(THE REQUEST) Lay out the records from the line with "diagram-nodes <box>80 352 262 481</box>" up to and including the line with "table-cell: S0 <box>420 273 436 289</box>" as a JSON list of strings, one string per line, leaving out blank lines and including no other lines.

(THE RECORDS)
[start]

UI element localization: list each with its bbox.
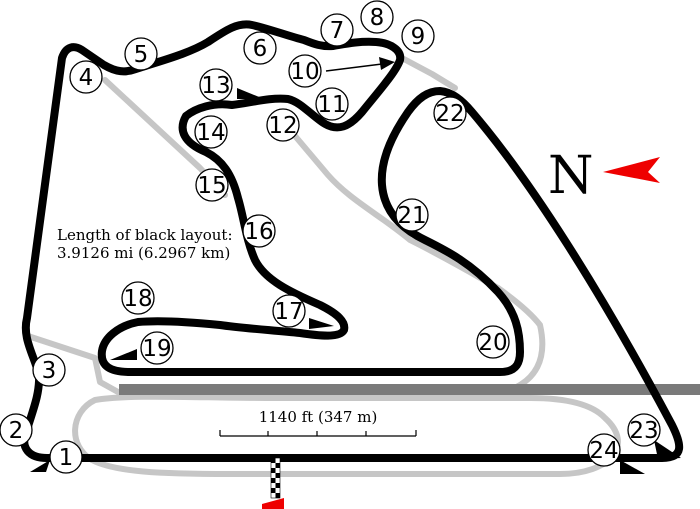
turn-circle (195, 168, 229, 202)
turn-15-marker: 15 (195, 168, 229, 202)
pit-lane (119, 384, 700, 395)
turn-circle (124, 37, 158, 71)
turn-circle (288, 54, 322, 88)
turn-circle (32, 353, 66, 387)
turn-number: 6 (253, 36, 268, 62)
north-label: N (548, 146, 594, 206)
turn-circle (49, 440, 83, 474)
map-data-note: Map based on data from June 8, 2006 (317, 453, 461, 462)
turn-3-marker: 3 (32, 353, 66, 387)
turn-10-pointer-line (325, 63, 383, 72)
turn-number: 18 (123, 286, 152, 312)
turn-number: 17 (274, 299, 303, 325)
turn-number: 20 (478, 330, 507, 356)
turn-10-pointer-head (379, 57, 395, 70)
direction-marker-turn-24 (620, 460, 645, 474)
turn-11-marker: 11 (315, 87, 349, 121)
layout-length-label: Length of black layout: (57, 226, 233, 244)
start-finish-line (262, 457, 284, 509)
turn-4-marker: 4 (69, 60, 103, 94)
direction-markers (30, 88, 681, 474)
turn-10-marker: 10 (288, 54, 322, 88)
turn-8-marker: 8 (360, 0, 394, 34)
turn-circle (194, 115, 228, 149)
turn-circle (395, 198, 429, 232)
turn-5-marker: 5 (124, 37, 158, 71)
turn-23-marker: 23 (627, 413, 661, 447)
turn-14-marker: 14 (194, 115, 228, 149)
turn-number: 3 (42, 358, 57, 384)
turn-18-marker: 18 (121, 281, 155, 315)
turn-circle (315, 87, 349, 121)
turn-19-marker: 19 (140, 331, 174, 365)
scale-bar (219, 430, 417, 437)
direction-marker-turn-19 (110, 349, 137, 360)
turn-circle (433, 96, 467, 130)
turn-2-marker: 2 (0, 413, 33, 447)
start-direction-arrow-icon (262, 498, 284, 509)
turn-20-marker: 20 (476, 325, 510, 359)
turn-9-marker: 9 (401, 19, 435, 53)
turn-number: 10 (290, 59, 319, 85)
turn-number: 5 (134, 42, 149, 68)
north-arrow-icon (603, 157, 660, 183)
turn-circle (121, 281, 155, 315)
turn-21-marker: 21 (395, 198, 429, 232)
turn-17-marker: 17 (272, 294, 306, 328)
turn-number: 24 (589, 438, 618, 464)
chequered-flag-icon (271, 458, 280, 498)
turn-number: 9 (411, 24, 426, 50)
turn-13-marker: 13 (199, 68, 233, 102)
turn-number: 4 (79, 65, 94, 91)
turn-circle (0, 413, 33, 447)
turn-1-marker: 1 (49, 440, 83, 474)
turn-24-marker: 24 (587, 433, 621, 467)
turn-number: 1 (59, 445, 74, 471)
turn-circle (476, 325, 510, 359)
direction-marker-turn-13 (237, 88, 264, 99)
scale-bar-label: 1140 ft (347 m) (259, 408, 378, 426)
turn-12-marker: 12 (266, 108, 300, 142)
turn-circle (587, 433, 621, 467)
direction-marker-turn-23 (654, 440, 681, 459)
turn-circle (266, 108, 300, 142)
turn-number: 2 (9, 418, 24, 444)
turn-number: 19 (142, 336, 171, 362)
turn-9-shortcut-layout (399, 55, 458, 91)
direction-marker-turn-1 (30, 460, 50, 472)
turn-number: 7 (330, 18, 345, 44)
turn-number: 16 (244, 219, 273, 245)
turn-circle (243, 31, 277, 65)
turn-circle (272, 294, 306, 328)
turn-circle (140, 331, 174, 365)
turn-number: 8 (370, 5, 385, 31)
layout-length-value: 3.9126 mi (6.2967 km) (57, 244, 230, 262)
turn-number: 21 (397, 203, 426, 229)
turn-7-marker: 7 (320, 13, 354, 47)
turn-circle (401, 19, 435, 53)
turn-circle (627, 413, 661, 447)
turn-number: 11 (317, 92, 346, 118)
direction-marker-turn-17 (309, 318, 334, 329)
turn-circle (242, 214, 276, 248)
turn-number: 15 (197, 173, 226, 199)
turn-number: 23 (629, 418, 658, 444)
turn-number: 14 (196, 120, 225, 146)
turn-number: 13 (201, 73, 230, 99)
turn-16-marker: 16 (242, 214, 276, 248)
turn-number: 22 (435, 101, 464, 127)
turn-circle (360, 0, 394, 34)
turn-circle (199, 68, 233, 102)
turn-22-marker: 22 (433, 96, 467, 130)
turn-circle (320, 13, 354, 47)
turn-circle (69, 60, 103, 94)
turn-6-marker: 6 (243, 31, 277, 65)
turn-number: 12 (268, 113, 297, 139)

[end]
[start]

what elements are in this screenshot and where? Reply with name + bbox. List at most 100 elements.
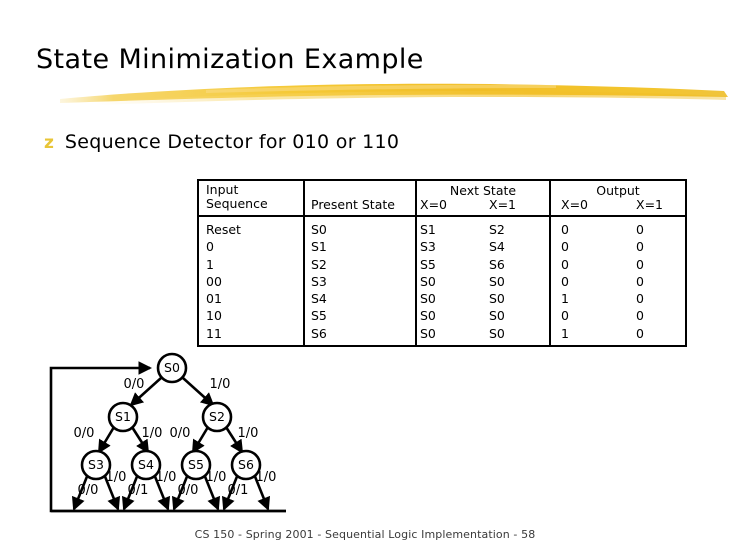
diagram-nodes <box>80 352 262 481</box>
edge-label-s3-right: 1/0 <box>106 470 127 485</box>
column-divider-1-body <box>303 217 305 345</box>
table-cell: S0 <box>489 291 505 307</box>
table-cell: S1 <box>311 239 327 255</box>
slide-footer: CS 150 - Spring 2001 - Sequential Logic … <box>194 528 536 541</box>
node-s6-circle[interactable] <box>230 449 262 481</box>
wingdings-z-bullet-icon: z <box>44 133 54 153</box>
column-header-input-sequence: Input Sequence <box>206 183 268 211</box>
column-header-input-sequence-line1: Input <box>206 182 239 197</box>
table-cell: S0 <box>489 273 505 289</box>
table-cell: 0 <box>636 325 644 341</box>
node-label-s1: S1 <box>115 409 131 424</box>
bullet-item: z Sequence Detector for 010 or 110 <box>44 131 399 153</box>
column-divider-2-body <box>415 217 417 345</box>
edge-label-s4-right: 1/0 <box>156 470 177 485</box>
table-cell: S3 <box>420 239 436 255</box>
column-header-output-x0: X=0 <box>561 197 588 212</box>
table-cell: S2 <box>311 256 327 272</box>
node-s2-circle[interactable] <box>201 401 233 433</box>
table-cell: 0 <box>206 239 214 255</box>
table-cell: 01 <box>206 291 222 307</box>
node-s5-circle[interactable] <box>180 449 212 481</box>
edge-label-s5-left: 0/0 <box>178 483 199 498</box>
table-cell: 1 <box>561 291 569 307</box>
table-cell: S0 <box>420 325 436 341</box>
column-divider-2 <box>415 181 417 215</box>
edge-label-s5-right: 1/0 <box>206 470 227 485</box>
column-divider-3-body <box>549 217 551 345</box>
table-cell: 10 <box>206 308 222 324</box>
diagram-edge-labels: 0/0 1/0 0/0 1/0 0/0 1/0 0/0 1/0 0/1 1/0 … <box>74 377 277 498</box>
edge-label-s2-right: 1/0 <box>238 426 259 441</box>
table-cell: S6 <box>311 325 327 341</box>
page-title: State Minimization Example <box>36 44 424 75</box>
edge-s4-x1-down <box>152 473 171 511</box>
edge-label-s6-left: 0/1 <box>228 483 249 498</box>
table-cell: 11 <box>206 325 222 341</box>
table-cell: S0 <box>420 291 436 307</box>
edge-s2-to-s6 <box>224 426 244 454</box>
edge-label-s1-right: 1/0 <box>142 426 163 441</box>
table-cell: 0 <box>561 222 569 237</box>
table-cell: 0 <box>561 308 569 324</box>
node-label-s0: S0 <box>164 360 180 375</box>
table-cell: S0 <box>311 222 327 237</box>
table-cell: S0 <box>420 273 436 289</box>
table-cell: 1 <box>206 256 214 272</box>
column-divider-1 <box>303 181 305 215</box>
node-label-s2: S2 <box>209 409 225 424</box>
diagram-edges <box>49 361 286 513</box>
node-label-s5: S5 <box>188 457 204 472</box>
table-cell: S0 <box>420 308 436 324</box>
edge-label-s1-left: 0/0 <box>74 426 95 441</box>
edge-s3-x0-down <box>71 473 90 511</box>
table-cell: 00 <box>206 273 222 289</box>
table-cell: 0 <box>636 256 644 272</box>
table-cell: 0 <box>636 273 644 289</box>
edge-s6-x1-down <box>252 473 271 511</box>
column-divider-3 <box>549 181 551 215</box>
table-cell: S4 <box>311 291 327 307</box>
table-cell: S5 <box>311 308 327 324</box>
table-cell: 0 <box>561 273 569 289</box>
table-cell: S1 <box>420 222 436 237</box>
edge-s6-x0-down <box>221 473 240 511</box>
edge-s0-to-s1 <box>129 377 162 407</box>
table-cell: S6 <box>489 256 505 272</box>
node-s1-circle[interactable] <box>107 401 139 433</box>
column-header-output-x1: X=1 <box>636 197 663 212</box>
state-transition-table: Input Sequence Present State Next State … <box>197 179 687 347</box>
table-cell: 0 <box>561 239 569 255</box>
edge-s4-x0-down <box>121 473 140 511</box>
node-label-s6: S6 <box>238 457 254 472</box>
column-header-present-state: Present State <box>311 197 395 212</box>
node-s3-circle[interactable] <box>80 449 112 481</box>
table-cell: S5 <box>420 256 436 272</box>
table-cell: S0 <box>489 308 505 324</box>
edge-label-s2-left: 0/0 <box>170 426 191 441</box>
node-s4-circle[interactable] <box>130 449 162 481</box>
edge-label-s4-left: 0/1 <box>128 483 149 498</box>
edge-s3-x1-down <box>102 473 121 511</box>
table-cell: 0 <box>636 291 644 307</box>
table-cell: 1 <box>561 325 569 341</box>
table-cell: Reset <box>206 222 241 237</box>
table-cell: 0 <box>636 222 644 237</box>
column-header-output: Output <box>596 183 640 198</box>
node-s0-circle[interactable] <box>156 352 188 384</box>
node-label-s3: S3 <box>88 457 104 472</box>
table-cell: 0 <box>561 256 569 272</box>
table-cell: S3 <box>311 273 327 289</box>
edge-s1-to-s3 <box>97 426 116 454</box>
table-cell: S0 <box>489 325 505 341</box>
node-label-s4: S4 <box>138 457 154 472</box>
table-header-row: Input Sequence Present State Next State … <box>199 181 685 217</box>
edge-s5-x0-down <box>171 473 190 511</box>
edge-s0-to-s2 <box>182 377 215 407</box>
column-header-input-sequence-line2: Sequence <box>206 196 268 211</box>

[end]

(WRITTEN SOLUTION)
[
  "diagram-nodes <box>80 352 262 481</box>",
  "edge-label-s3-right: 1/0 <box>106 470 127 485</box>",
  "column-divider-1-body <box>303 217 305 345</box>",
  "table-cell: S0 <box>489 291 505 307</box>",
  "table-cell: S1 <box>311 239 327 255</box>",
  "slide-footer: CS 150 - Spring 2001 - Sequential Logic … <box>194 528 536 541</box>",
  "node-s6-circle[interactable] <box>230 449 262 481</box>",
  "wingdings-z-bullet-icon: z <box>44 133 54 153</box>",
  "column-header-input-sequence: Input Sequence <box>206 183 268 211</box>",
  "column-header-input-sequence-line1: Input <box>206 182 239 197</box>",
  "table-cell: S0 <box>489 273 505 289</box>",
  "table-cell: 0 <box>636 325 644 341</box>",
  "node-label-s1: S1 <box>115 409 131 424</box>",
  "bullet-item: z Sequence Detector for 010 or 110 <box>44 131 399 153</box>",
  "column-divider-2-body <box>415 217 417 345</box>",
  "edge-label-s4-right: 1/0 <box>156 470 177 485</box>",
  "table-cell: S3 <box>420 239 436 255</box>",
  "column-header-output-x0: X=0 <box>561 197 588 212</box>",
  "table-cell: S2 <box>311 256 327 272</box>",
  "node-s2-circle[interactable] <box>201 401 233 433</box>",
  "table-cell: 0 <box>206 239 214 255</box>",
  "table-cell: 01 <box>206 291 222 307</box>",
  "node-s5-circle[interactable] <box>180 449 212 481</box>",
  "edge-label-s5-left: 0/0 <box>178 483 199 498</box>",
  "table-cell: 1 <box>561 291 569 307</box>",
  "table-cell: S0 <box>420 325 436 341</box>",
  "column-divider-2 <box>415 181 417 215</box>",
  "edge-label-s5-right: 1/0 <box>206 470 227 485</box>",
  "column-divider-3-body <box>549 217 551 345</box>",
  "table-cell: 10 <box>206 308 222 324</box>",
  "diagram-edge-labels: 0/0 1/0 0/0 1/0 0/0 1/0 0/0 1/0 0/1 1/0 … <box>74 377 277 498</box>",
  "edge-label-s2-right: 1/0 <box>238 426 259 441</box>",
  "table-cell: S6 <box>311 325 327 341</box>",
  "page-title: State Minimization Example <box>36 44 424 75</box>",
  "edge-s4-x1-down <box>152 473 171 511</box>",
  "edge-label-s6-left: 0/1 <box>228 483 249 498</box>",
  "table-cell: 11 <box>206 325 222 341</box>",
  "table-cell: S0 <box>420 291 436 307</box>",
  "edge-s2-to-s6 <box>224 426 244 454</box>",
  "edge-label-s1-right: 1/0 <box>142 426 163 441</box>",
  "table-cell: 0 <box>561 222 569 237</box>",
  "table-cell: 0 <box>561 308 569 324</box>",
  "node-label-s0: S0 <box>164 360 180 375</box>",
  "table-cell: S0 <box>311 222 327 237</box>",
  "table-cell: S0 <box>420 273 436 289</box>"
]